TRECHO:
Eu já tinha ouvido falar do livro O Rei de Amarelo. Até já tinha lido a respeito do livro, mas foi no ensaio de H.P. Lovecraft, O Horror Sobrenatural na Literatura, que foi publicado no Brasil em 1987; ou seja, já tinha me esquecido completamente de sua existência. Essa edição da Intrínseca foi publicada no Brasil em abril de 2014 e eu deixei passar; então, é um caso extremo de “colocar a leitura em dia”. E ainda bem que o fiz.
O livro é uma reunião de contos conectados de uma forma complexa, às vezes sutil, às vezes mais explícita, e sempre com referência ao “Rei de Amarelo”, uma peça teatral inventada por Chambers, e que tem o poder de levar aqueles que a leem à loucura. É uma antecipação dos “livros malditos” que Lovecraft e outros autores iriam desenvolver mais à frente, em particular o Necronomicon.
Das histórias do livro, as que compõem a primeira parte situam-se no terreno do fantástico, e as últimas situam-se no mundo real, mais exatamente na Paris do final do século 19. Da peça em si Chambers só publica pequenos trechos, como o que abre o conto A Máscara, ou os trechos que surgem quando personagens comentam ou leem passagens de O Rei de Amarelo, situação que, ao longo dos anos, atiçou a imaginação de vários escritores que tentaram criar a peça de fato.

EXERCÍCIO: De acordo com o trecho sobre O Rei de Amarelo, em que cidade e em que época se situam as últimas histórias do livro?

DADOS:
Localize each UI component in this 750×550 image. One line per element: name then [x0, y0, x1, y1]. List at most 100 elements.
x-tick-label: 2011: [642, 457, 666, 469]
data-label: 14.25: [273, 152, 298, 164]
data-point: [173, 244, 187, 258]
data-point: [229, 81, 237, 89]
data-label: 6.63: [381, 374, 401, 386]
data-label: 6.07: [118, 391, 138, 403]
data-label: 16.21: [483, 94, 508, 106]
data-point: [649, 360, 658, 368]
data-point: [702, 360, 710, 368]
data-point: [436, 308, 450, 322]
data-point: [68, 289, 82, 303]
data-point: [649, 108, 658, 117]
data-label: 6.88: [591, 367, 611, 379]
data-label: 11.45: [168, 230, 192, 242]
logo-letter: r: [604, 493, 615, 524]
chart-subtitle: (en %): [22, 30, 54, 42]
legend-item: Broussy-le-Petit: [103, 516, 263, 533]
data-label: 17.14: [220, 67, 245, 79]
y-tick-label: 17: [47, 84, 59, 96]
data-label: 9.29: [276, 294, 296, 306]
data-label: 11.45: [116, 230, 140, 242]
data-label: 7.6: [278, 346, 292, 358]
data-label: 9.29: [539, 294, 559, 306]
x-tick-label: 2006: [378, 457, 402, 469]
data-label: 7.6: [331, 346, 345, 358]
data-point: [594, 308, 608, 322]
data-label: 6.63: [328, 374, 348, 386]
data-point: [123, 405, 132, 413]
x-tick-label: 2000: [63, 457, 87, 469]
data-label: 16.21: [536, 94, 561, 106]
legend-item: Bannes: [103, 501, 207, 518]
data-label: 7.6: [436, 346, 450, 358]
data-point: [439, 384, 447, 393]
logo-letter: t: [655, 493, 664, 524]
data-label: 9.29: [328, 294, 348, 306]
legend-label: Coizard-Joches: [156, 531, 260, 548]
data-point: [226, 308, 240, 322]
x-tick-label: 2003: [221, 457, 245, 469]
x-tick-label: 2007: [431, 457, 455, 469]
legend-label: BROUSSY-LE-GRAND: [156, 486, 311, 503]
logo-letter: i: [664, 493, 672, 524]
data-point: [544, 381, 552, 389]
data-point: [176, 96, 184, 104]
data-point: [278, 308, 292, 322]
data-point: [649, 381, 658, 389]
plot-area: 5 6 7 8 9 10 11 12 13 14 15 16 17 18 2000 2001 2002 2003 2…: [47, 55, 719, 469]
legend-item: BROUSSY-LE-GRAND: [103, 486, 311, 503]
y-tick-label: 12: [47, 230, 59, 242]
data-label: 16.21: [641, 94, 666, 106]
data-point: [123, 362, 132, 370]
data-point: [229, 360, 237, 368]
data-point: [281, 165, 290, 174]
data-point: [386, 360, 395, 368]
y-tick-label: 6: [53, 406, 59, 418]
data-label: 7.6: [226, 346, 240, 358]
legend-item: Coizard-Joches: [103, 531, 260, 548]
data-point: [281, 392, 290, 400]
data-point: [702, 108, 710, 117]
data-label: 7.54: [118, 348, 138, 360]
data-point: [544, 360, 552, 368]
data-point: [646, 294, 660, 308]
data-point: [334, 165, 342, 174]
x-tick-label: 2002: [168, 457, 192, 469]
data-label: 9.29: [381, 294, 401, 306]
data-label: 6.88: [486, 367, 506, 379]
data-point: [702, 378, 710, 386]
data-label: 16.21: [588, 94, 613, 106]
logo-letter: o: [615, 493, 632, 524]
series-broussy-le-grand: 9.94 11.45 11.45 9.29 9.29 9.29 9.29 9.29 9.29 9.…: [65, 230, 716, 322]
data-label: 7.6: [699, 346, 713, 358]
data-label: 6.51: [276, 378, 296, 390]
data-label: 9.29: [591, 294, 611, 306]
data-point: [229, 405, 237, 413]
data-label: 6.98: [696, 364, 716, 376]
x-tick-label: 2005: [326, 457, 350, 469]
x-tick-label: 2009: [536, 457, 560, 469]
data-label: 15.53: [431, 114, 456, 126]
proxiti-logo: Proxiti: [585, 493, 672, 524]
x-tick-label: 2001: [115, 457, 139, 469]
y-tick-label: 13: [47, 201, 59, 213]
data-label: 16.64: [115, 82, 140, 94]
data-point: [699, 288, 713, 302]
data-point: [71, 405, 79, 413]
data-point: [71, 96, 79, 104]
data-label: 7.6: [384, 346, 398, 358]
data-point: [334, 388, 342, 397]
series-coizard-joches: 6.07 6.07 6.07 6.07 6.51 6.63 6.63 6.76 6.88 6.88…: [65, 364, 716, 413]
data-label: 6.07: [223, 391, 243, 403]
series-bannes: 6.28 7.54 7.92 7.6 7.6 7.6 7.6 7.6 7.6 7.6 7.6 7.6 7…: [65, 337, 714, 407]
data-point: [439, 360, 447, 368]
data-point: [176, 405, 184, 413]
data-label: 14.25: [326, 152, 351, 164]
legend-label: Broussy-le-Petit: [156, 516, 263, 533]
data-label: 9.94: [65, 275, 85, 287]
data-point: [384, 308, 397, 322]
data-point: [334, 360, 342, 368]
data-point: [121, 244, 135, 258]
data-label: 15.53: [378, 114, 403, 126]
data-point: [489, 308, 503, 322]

RESPOSTA ESCRITA: Na Paris do final do século 19.